Information supplied:
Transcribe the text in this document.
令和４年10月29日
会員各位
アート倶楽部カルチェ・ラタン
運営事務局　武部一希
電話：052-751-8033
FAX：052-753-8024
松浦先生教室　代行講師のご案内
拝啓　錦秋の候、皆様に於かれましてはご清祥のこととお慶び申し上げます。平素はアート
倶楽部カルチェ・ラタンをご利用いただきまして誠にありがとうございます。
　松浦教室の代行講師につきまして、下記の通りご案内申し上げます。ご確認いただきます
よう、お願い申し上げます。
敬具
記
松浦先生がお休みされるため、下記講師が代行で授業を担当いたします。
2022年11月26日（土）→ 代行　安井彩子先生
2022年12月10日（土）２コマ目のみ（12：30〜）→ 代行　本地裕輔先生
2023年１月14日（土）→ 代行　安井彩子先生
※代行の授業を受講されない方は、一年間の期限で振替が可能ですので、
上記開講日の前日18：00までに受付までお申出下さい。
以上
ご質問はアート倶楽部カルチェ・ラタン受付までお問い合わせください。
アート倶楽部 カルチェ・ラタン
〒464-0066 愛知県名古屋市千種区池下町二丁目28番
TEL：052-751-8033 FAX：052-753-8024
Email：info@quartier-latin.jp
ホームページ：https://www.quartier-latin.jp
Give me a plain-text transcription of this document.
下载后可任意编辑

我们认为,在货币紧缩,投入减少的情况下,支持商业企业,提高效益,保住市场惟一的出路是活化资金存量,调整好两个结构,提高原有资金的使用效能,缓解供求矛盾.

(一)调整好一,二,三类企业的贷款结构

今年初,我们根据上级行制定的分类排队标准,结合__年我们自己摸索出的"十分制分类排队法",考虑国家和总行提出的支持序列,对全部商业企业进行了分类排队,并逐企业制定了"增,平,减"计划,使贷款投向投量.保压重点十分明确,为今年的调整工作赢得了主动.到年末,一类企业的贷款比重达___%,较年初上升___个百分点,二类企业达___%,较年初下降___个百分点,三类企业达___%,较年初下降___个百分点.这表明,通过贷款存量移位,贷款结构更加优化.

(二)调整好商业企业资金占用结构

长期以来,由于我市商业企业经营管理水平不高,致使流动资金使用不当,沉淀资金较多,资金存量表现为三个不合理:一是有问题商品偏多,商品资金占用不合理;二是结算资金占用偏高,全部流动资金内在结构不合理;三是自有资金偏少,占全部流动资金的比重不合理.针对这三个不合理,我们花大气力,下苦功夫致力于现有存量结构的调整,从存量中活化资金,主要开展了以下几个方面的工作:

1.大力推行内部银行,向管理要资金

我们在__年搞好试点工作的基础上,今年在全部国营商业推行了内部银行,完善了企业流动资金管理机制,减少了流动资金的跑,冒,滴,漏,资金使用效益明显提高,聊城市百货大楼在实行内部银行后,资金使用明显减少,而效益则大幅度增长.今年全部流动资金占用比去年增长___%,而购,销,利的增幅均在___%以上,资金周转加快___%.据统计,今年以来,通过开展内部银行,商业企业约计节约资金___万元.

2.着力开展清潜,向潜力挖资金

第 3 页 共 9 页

Required work: Set down every record above exactly as given.

Exercise result:
Transcribe the text in this document.
令和４年10月29日
会員各位
アート倶楽部カルチェ・ラタン
運営事務局　武部一希
電話：052-751-8033
FAX：052-753-8024
松浦先生教室　代行講師のご案内
拝啓　錦秋の候、皆様に於かれましてはご清祥のこととお慶び申し上げます。平素はアート
倶楽部カルチェ・ラタンをご利用いただきまして誠にありがとうございます。
　松浦教室の代行講師につきまして、下記の通りご案内申し上げます。ご確認いただきます
よう、お願い申し上げます。
敬具
記
松浦先生がお休みされるため、下記講師が代行で授業を担当いたします。
2022年11月26日（土）→ 代行　安井彩子先生
2022年12月10日（土）２コマ目のみ（12：30〜）→ 代行　本地裕輔先生
2023年１月14日（土）→ 代行　安井彩子先生
※代行の授業を受講されない方は、一年間の期限で振替が可能ですので、
上記開講日の前日18：00までに受付までお申出下さい。
以上
ご質問はアート倶楽部カルチェ・ラタン受付までお問い合わせください。
アート倶楽部 カルチェ・ラタン
〒464-0066 愛知県名古屋市千種区池下町二丁目28番
TEL：052-751-8033 FAX：052-753-8024
Email：info@quartier-latin.jp
ホームページ：https://www.quartier-latin.jp
Give me a plain-text transcription of this document.
下载后可任意编辑

我们认为,在货币紧缩,投入减少的情况下,支持商业企业,提高效益,保住市场惟一的出路是活化资金存量,调整好两个结构,提高原有资金的使用效能,缓解供求矛盾.

(一)调整好一,二,三类企业的贷款结构

今年初,我们根据上级行制定的分类排队标准,结合__年我们自己摸索出的"十分制分类排队法",考虑国家和总行提出的支持序列,对全部商业企业进行了分类排队,并逐企业制定了"增,平,减"计划,使贷款投向投量.保压重点十分明确,为今年的调整工作赢得了主动.到年末,一类企业的贷款比重达___%,较年初上升___个百分点,二类企业达___%,较年初下降___个百分点,三类企业达___%,较年初下降___个百分点.这表明,通过贷款存量移位,贷款结构更加优化.

(二)调整好商业企业资金占用结构

长期以来,由于我市商业企业经营管理水平不高,致使流动资金使用不当,沉淀资金较多,资金存量表现为三个不合理:一是有问题商品偏多,商品资金占用不合理;二是结算资金占用偏高,全部流动资金内在结构不合理;三是自有资金偏少,占全部流动资金的比重不合理.针对这三个不合理,我们花大气力,下苦功夫致力于现有存量结构的调整,从存量中活化资金,主要开展了以下几个方面的工作:

1.大力推行内部银行,向管理要资金

我们在__年搞好试点工作的基础上,今年在全部国营商业推行了内部银行,完善了企业流动资金管理机制,减少了流动资金的跑,冒,滴,漏,资金使用效益明显提高,聊城市百货大楼在实行内部银行后,资金使用明显减少,而效益则大幅度增长.今年全部流动资金占用比去年增长___%,而购,销,利的增幅均在___%以上,资金周转加快___%.据统计,今年以来,通过开展内部银行,商业企业约计节约资金___万元.

2.着力开展清潜,向潜力挖资金

第 3 页 共 9 页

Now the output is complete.